• [Data excerpts]
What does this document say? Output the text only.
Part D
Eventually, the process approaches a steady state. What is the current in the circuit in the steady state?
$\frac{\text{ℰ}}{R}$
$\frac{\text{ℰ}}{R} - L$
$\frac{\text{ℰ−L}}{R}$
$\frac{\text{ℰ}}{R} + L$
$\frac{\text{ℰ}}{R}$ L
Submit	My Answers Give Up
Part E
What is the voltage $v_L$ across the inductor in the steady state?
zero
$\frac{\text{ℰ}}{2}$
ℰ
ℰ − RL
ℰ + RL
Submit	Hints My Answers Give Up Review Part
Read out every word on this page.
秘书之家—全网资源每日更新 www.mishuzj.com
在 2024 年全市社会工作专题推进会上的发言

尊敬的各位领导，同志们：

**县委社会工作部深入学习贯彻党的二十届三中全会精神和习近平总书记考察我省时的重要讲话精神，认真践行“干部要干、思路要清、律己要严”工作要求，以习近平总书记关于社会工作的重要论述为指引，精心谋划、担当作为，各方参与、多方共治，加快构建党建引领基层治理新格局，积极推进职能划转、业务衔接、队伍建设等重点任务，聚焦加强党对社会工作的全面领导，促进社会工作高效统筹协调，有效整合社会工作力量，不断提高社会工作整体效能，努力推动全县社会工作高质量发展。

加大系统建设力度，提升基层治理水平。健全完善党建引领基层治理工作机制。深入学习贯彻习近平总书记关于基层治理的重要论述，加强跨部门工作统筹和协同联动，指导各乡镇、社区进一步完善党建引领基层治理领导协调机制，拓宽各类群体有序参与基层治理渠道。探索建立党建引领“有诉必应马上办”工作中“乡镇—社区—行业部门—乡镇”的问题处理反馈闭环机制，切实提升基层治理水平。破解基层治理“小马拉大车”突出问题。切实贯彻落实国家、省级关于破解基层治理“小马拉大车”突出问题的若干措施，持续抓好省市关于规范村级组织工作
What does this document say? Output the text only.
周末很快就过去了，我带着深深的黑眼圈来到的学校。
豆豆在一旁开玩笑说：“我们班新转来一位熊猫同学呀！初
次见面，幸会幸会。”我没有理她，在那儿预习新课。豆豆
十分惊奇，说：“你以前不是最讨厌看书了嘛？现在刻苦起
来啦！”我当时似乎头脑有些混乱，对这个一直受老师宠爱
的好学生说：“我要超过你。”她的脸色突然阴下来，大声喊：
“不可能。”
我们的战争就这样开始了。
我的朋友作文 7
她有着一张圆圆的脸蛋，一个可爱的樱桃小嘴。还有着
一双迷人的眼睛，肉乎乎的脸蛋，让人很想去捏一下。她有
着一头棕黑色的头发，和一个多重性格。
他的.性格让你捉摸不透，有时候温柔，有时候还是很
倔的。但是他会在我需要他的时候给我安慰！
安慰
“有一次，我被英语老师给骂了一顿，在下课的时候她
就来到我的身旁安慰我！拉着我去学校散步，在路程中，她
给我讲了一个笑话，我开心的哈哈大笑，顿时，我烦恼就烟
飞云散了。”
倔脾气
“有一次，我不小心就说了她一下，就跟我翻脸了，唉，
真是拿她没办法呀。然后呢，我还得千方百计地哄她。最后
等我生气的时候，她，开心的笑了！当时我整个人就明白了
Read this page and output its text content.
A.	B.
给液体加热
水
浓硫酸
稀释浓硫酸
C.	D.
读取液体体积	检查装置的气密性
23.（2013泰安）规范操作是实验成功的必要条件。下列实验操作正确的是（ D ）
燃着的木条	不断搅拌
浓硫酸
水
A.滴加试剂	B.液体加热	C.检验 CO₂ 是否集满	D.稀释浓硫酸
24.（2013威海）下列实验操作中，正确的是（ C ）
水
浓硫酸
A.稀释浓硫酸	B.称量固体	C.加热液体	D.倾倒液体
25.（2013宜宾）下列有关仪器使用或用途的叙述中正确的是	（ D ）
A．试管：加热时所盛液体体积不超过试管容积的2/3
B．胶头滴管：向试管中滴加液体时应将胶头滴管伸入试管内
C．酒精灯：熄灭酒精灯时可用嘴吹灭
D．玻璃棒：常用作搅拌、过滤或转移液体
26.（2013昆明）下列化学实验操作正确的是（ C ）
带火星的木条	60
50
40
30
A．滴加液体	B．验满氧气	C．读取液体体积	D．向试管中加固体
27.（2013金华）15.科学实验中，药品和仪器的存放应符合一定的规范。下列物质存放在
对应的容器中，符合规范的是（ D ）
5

• [What the exercise asks] Every line of the data above should be reproduced word for word.

• [Completed exercise]
What does this document say? Output the text only.
Part D
Eventually, the process approaches a steady state. What is the current in the circuit in the steady state?
$\frac{\text{ℰ}}{R}$
$\frac{\text{ℰ}}{R} - L$
$\frac{\text{ℰ−L}}{R}$
$\frac{\text{ℰ}}{R} + L$
$\frac{\text{ℰ}}{R}$ L
Submit	My Answers Give Up
Part E
What is the voltage $v_L$ across the inductor in the steady state?
zero
$\frac{\text{ℰ}}{2}$
ℰ
ℰ − RL
ℰ + RL
Submit	Hints My Answers Give Up Review Part
Read out every word on this page.
秘书之家—全网资源每日更新 www.mishuzj.com
在 2024 年全市社会工作专题推进会上的发言

尊敬的各位领导，同志们：

**县委社会工作部深入学习贯彻党的二十届三中全会精神和习近平总书记考察我省时的重要讲话精神，认真践行“干部要干、思路要清、律己要严”工作要求，以习近平总书记关于社会工作的重要论述为指引，精心谋划、担当作为，各方参与、多方共治，加快构建党建引领基层治理新格局，积极推进职能划转、业务衔接、队伍建设等重点任务，聚焦加强党对社会工作的全面领导，促进社会工作高效统筹协调，有效整合社会工作力量，不断提高社会工作整体效能，努力推动全县社会工作高质量发展。

加大系统建设力度，提升基层治理水平。健全完善党建引领基层治理工作机制。深入学习贯彻习近平总书记关于基层治理的重要论述，加强跨部门工作统筹和协同联动，指导各乡镇、社区进一步完善党建引领基层治理领导协调机制，拓宽各类群体有序参与基层治理渠道。探索建立党建引领“有诉必应马上办”工作中“乡镇—社区—行业部门—乡镇”的问题处理反馈闭环机制，切实提升基层治理水平。破解基层治理“小马拉大车”突出问题。切实贯彻落实国家、省级关于破解基层治理“小马拉大车”突出问题的若干措施，持续抓好省市关于规范村级组织工作
What does this document say? Output the text only.
周末很快就过去了，我带着深深的黑眼圈来到的学校。
豆豆在一旁开玩笑说：“我们班新转来一位熊猫同学呀！初
次见面，幸会幸会。”我没有理她，在那儿预习新课。豆豆
十分惊奇，说：“你以前不是最讨厌看书了嘛？现在刻苦起
来啦！”我当时似乎头脑有些混乱，对这个一直受老师宠爱
的好学生说：“我要超过你。”她的脸色突然阴下来，大声喊：
“不可能。”
我们的战争就这样开始了。
我的朋友作文 7
她有着一张圆圆的脸蛋，一个可爱的樱桃小嘴。还有着
一双迷人的眼睛，肉乎乎的脸蛋，让人很想去捏一下。她有
着一头棕黑色的头发，和一个多重性格。
他的.性格让你捉摸不透，有时候温柔，有时候还是很
倔的。但是他会在我需要他的时候给我安慰！
安慰
“有一次，我被英语老师给骂了一顿，在下课的时候她
就来到我的身旁安慰我！拉着我去学校散步，在路程中，她
给我讲了一个笑话，我开心的哈哈大笑，顿时，我烦恼就烟
飞云散了。”
倔脾气
“有一次，我不小心就说了她一下，就跟我翻脸了，唉，
真是拿她没办法呀。然后呢，我还得千方百计地哄她。最后
等我生气的时候，她，开心的笑了！当时我整个人就明白了
Read this page and output its text content.
A.	B.
给液体加热
水
浓硫酸
稀释浓硫酸
C.	D.
读取液体体积	检查装置的气密性
23.（2013泰安）规范操作是实验成功的必要条件。下列实验操作正确的是（ D ）
燃着的木条	不断搅拌
浓硫酸
水
A.滴加试剂	B.液体加热	C.检验 CO₂ 是否集满	D.稀释浓硫酸
24.（2013威海）下列实验操作中，正确的是（ C ）
水
浓硫酸
A.稀释浓硫酸	B.称量固体	C.加热液体	D.倾倒液体
25.（2013宜宾）下列有关仪器使用或用途的叙述中正确的是	（ D ）
A．试管：加热时所盛液体体积不超过试管容积的2/3
B．胶头滴管：向试管中滴加液体时应将胶头滴管伸入试管内
C．酒精灯：熄灭酒精灯时可用嘴吹灭
D．玻璃棒：常用作搅拌、过滤或转移液体
26.（2013昆明）下列化学实验操作正确的是（ C ）
带火星的木条	60
50
40
30
A．滴加液体	B．验满氧气	C．读取液体体积	D．向试管中加固体
27.（2013金华）15.科学实验中，药品和仪器的存放应符合一定的规范。下列物质存放在
对应的容器中，符合规范的是（ D ）
5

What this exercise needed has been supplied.